* [WHAT YOU SHOULD DO]
Return each line of the material verbatim.

○ ○ ○ ○

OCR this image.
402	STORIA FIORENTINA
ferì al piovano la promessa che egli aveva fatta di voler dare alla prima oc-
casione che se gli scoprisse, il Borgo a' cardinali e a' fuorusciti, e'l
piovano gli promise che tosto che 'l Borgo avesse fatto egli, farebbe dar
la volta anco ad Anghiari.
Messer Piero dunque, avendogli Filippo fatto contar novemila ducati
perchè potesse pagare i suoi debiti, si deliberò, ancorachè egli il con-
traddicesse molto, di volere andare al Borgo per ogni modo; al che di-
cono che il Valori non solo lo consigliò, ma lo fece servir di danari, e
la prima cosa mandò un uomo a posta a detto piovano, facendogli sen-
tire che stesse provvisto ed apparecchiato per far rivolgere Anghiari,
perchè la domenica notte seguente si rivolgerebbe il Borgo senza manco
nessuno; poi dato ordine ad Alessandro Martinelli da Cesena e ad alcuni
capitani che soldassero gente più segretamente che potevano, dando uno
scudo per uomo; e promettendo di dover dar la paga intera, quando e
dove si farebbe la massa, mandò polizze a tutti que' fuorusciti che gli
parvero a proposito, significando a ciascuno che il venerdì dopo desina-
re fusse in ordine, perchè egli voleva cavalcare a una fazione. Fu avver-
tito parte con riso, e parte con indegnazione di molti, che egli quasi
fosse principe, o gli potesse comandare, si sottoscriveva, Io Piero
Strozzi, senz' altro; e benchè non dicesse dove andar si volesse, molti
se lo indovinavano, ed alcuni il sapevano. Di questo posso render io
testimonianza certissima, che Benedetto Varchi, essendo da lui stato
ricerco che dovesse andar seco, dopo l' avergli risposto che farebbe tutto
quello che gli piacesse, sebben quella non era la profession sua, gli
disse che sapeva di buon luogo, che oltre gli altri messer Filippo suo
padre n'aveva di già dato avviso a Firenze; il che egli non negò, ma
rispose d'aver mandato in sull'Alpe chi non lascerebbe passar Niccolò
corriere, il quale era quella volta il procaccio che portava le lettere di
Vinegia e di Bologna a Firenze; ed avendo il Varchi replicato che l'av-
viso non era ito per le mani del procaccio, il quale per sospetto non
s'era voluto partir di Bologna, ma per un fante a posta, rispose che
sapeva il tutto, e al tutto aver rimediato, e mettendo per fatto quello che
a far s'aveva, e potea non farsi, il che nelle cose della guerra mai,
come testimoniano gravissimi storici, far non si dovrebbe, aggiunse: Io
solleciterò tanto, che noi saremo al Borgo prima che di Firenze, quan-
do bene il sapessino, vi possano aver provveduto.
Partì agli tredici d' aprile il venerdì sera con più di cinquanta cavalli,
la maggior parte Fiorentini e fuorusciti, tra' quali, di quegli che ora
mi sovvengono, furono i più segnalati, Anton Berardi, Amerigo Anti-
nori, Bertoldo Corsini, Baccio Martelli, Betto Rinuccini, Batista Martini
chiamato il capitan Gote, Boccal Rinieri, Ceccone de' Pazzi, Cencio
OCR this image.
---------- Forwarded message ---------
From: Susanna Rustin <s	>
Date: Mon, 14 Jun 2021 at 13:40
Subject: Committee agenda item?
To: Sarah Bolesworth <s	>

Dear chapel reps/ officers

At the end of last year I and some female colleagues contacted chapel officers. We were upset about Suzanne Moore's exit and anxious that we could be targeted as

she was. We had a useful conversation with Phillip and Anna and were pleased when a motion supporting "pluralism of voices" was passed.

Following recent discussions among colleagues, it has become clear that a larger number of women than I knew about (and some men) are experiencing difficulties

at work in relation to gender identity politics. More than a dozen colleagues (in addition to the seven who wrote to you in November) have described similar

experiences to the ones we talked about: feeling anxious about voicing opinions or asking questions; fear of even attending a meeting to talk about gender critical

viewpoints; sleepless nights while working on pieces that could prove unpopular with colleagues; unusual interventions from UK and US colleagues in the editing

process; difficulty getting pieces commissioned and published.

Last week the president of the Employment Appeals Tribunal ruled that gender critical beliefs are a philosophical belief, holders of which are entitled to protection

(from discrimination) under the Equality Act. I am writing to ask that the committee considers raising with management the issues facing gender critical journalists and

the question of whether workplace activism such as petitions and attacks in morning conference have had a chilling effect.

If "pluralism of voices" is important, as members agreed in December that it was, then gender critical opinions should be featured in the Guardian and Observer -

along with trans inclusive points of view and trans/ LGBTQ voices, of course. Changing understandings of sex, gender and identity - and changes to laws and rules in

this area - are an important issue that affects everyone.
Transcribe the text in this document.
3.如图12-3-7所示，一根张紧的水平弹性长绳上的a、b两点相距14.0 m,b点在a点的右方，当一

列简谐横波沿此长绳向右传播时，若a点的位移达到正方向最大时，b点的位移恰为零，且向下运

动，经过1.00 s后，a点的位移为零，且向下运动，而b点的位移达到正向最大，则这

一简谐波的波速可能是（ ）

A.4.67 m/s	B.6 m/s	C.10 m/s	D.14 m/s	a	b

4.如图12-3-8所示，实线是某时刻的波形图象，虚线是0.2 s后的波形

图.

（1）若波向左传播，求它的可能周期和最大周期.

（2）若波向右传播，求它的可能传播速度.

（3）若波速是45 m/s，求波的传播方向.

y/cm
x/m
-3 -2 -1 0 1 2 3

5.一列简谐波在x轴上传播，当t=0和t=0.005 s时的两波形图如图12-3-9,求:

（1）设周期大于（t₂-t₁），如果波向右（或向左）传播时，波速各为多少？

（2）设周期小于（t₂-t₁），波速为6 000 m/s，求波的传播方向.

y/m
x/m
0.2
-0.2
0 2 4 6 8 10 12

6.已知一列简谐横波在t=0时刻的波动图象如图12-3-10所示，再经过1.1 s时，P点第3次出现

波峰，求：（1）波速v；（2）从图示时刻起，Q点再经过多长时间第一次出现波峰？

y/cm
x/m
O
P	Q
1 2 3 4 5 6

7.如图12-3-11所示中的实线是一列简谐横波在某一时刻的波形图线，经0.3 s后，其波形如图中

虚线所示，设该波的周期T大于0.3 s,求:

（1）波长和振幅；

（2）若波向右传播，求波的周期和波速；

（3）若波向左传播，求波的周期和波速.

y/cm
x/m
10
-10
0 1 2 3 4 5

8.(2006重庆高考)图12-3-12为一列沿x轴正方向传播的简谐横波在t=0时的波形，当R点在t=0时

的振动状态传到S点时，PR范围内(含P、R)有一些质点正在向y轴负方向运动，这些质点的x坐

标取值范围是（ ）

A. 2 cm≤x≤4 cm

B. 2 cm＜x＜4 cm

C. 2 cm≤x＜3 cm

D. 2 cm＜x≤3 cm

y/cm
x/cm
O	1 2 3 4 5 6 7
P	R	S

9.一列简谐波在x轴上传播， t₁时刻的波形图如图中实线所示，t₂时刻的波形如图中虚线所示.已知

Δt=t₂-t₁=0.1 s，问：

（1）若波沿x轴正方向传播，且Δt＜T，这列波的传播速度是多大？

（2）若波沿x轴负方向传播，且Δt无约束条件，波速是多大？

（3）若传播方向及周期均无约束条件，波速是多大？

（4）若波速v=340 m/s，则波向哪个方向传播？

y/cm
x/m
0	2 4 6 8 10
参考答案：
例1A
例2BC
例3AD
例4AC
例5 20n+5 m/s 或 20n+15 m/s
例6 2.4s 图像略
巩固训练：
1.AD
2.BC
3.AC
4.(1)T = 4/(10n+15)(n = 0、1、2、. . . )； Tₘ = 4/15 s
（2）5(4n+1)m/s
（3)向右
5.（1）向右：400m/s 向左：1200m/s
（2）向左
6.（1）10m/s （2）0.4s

○ ○ ○ ○

* [OUTPUT FOR THIS TASK]
OCR this image.
402	STORIA FIORENTINA
ferì al piovano la promessa che egli aveva fatta di voler dare alla prima oc-
casione che se gli scoprisse, il Borgo a' cardinali e a' fuorusciti, e'l
piovano gli promise che tosto che 'l Borgo avesse fatto egli, farebbe dar
la volta anco ad Anghiari.
Messer Piero dunque, avendogli Filippo fatto contar novemila ducati
perchè potesse pagare i suoi debiti, si deliberò, ancorachè egli il con-
traddicesse molto, di volere andare al Borgo per ogni modo; al che di-
cono che il Valori non solo lo consigliò, ma lo fece servir di danari, e
la prima cosa mandò un uomo a posta a detto piovano, facendogli sen-
tire che stesse provvisto ed apparecchiato per far rivolgere Anghiari,
perchè la domenica notte seguente si rivolgerebbe il Borgo senza manco
nessuno; poi dato ordine ad Alessandro Martinelli da Cesena e ad alcuni
capitani che soldassero gente più segretamente che potevano, dando uno
scudo per uomo; e promettendo di dover dar la paga intera, quando e
dove si farebbe la massa, mandò polizze a tutti que' fuorusciti che gli
parvero a proposito, significando a ciascuno che il venerdì dopo desina-
re fusse in ordine, perchè egli voleva cavalcare a una fazione. Fu avver-
tito parte con riso, e parte con indegnazione di molti, che egli quasi
fosse principe, o gli potesse comandare, si sottoscriveva, Io Piero
Strozzi, senz' altro; e benchè non dicesse dove andar si volesse, molti
se lo indovinavano, ed alcuni il sapevano. Di questo posso render io
testimonianza certissima, che Benedetto Varchi, essendo da lui stato
ricerco che dovesse andar seco, dopo l' avergli risposto che farebbe tutto
quello che gli piacesse, sebben quella non era la profession sua, gli
disse che sapeva di buon luogo, che oltre gli altri messer Filippo suo
padre n'aveva di già dato avviso a Firenze; il che egli non negò, ma
rispose d'aver mandato in sull'Alpe chi non lascerebbe passar Niccolò
corriere, il quale era quella volta il procaccio che portava le lettere di
Vinegia e di Bologna a Firenze; ed avendo il Varchi replicato che l'av-
viso non era ito per le mani del procaccio, il quale per sospetto non
s'era voluto partir di Bologna, ma per un fante a posta, rispose che
sapeva il tutto, e al tutto aver rimediato, e mettendo per fatto quello che
a far s'aveva, e potea non farsi, il che nelle cose della guerra mai,
come testimoniano gravissimi storici, far non si dovrebbe, aggiunse: Io
solleciterò tanto, che noi saremo al Borgo prima che di Firenze, quan-
do bene il sapessino, vi possano aver provveduto.
Partì agli tredici d' aprile il venerdì sera con più di cinquanta cavalli,
la maggior parte Fiorentini e fuorusciti, tra' quali, di quegli che ora
mi sovvengono, furono i più segnalati, Anton Berardi, Amerigo Anti-
nori, Bertoldo Corsini, Baccio Martelli, Betto Rinuccini, Batista Martini
chiamato il capitan Gote, Boccal Rinieri, Ceccone de' Pazzi, Cencio
OCR this image.
---------- Forwarded message ---------
From: Susanna Rustin <s	>
Date: Mon, 14 Jun 2021 at 13:40
Subject: Committee agenda item?
To: Sarah Bolesworth <s	>

Dear chapel reps/ officers

At the end of last year I and some female colleagues contacted chapel officers. We were upset about Suzanne Moore's exit and anxious that we could be targeted as

she was. We had a useful conversation with Phillip and Anna and were pleased when a motion supporting "pluralism of voices" was passed.

Following recent discussions among colleagues, it has become clear that a larger number of women than I knew about (and some men) are experiencing difficulties

at work in relation to gender identity politics. More than a dozen colleagues (in addition to the seven who wrote to you in November) have described similar

experiences to the ones we talked about: feeling anxious about voicing opinions or asking questions; fear of even attending a meeting to talk about gender critical

viewpoints; sleepless nights while working on pieces that could prove unpopular with colleagues; unusual interventions from UK and US colleagues in the editing

process; difficulty getting pieces commissioned and published.

Last week the president of the Employment Appeals Tribunal ruled that gender critical beliefs are a philosophical belief, holders of which are entitled to protection

(from discrimination) under the Equality Act. I am writing to ask that the committee considers raising with management the issues facing gender critical journalists and

the question of whether workplace activism such as petitions and attacks in morning conference have had a chilling effect.

If "pluralism of voices" is important, as members agreed in December that it was, then gender critical opinions should be featured in the Guardian and Observer -

along with trans inclusive points of view and trans/ LGBTQ voices, of course. Changing understandings of sex, gender and identity - and changes to laws and rules in

this area - are an important issue that affects everyone.
Transcribe the text in this document.
3.如图12-3-7所示，一根张紧的水平弹性长绳上的a、b两点相距14.0 m,b点在a点的右方，当一

列简谐横波沿此长绳向右传播时，若a点的位移达到正方向最大时，b点的位移恰为零，且向下运

动，经过1.00 s后，a点的位移为零，且向下运动，而b点的位移达到正向最大，则这

一简谐波的波速可能是（ ）

A.4.67 m/s	B.6 m/s	C.10 m/s	D.14 m/s	a	b

4.如图12-3-8所示，实线是某时刻的波形图象，虚线是0.2 s后的波形

图.

（1）若波向左传播，求它的可能周期和最大周期.

（2）若波向右传播，求它的可能传播速度.

（3）若波速是45 m/s，求波的传播方向.

y/cm
x/m
-3 -2 -1 0 1 2 3

5.一列简谐波在x轴上传播，当t=0和t=0.005 s时的两波形图如图12-3-9,求:

（1）设周期大于（t₂-t₁），如果波向右（或向左）传播时，波速各为多少？

（2）设周期小于（t₂-t₁），波速为6 000 m/s，求波的传播方向.

y/m
x/m
0.2
-0.2
0 2 4 6 8 10 12

6.已知一列简谐横波在t=0时刻的波动图象如图12-3-10所示，再经过1.1 s时，P点第3次出现

波峰，求：（1）波速v；（2）从图示时刻起，Q点再经过多长时间第一次出现波峰？

y/cm
x/m
O
P	Q
1 2 3 4 5 6

7.如图12-3-11所示中的实线是一列简谐横波在某一时刻的波形图线，经0.3 s后，其波形如图中

虚线所示，设该波的周期T大于0.3 s,求:

（1）波长和振幅；

（2）若波向右传播，求波的周期和波速；

（3）若波向左传播，求波的周期和波速.

y/cm
x/m
10
-10
0 1 2 3 4 5

8.(2006重庆高考)图12-3-12为一列沿x轴正方向传播的简谐横波在t=0时的波形，当R点在t=0时

的振动状态传到S点时，PR范围内(含P、R)有一些质点正在向y轴负方向运动，这些质点的x坐

标取值范围是（ ）

A. 2 cm≤x≤4 cm

B. 2 cm＜x＜4 cm

C. 2 cm≤x＜3 cm

D. 2 cm＜x≤3 cm

y/cm
x/cm
O	1 2 3 4 5 6 7
P	R	S

9.一列简谐波在x轴上传播， t₁时刻的波形图如图中实线所示，t₂时刻的波形如图中虚线所示.已知

Δt=t₂-t₁=0.1 s，问：

（1）若波沿x轴正方向传播，且Δt＜T，这列波的传播速度是多大？

（2）若波沿x轴负方向传播，且Δt无约束条件，波速是多大？

（3）若传播方向及周期均无约束条件，波速是多大？

（4）若波速v=340 m/s，则波向哪个方向传播？

y/cm
x/m
0	2 4 6 8 10
参考答案：
例1A
例2BC
例3AD
例4AC
例5 20n+5 m/s 或 20n+15 m/s
例6 2.4s 图像略
巩固训练：
1.AD
2.BC
3.AC
4.(1)T = 4/(10n+15)(n = 0、1、2、. . . )； Tₘ = 4/15 s
（2）5(4n+1)m/s
（3)向右
5.（1）向右：400m/s 向左：1200m/s
（2）向左
6.（1）10m/s （2）0.4s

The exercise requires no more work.